## Description of the task:
Reproduce verbatim the passage of the discussion on page allocation flags that runs from "I thought of" up to and including "updated the documentation.".

╭─ Selection

Well, I'd like to keep it to explicitly state that the pool is added to.
You know:
unsigned int flags = 0;
if (<condition>)
flag |= VIR_NODE_ALLOC_PAGES_SET;
else
flag |= VIR_NODE_ALLOC_PAGES_ADD;
virNodeAlloPages(..., flags);
This is just a hint for users, the named value is certainly not needed.
I thought of following already pre-existing VIR_DOMAIN_AFFECT_CURRENT.
+ * pages is looked at the new size of pool and the pool can be
+ * both sized up or down (@flags have VIR_NODE_ALLOC_PAGES_SET
The wording is a bit awkward; maybe:
If @flags is 0 (VIR_NODE_ALLOC_PAGES_ADD), each pool corresponding to
@pageSizes grows by the number of pages specified in the corresponding
@pageCounts. If @flags contains VIR_NODE_ALLOC_PAGES_SET, each pool
mentioned is resized to the given number of pages.
+ * set). The pages pool can be allocated over several NUMA nodes
+ * at once, just point at @startCell and tell how many subsequent
+ * NUMA nodes should be taken in.
Is there shorthand such as @startCell==-1 for allocating across all NUMA
nodes?
Yes there is. I've updated the documentation.

╰─
╭─ Supplied information

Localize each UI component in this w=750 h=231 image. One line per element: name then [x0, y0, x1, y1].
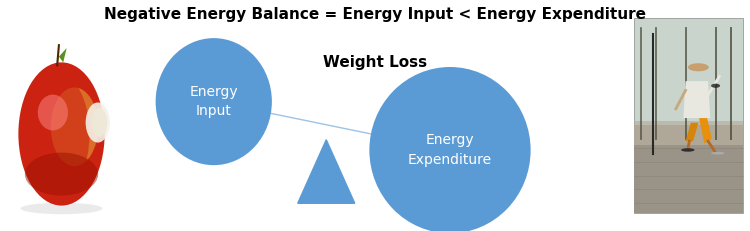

╰─

## Solution to the problem:
I thought of following already pre-existing VIR_DOMAIN_AFFECT_CURRENT.
+ * pages is looked at the new size of pool and the pool can be
+ * both sized up or down (@flags have VIR_NODE_ALLOC_PAGES_SET
The wording is a bit awkward; maybe:
If @flags is 0 (VIR_NODE_ALLOC_PAGES_ADD), each pool corresponding to
@pageSizes grows by the number of pages specified in the corresponding
@pageCounts. If @flags contains VIR_NODE_ALLOC_PAGES_SET, each pool
mentioned is resized to the given number of pages.
+ * set). The pages pool can be allocated over several NUMA nodes
+ * at once, just point at @startCell and tell how many subsequent
+ * NUMA nodes should be taken in.
Is there shorthand such as @startCell==-1 for allocating across all NUMA
nodes?
Yes there is. I've updated the documentation.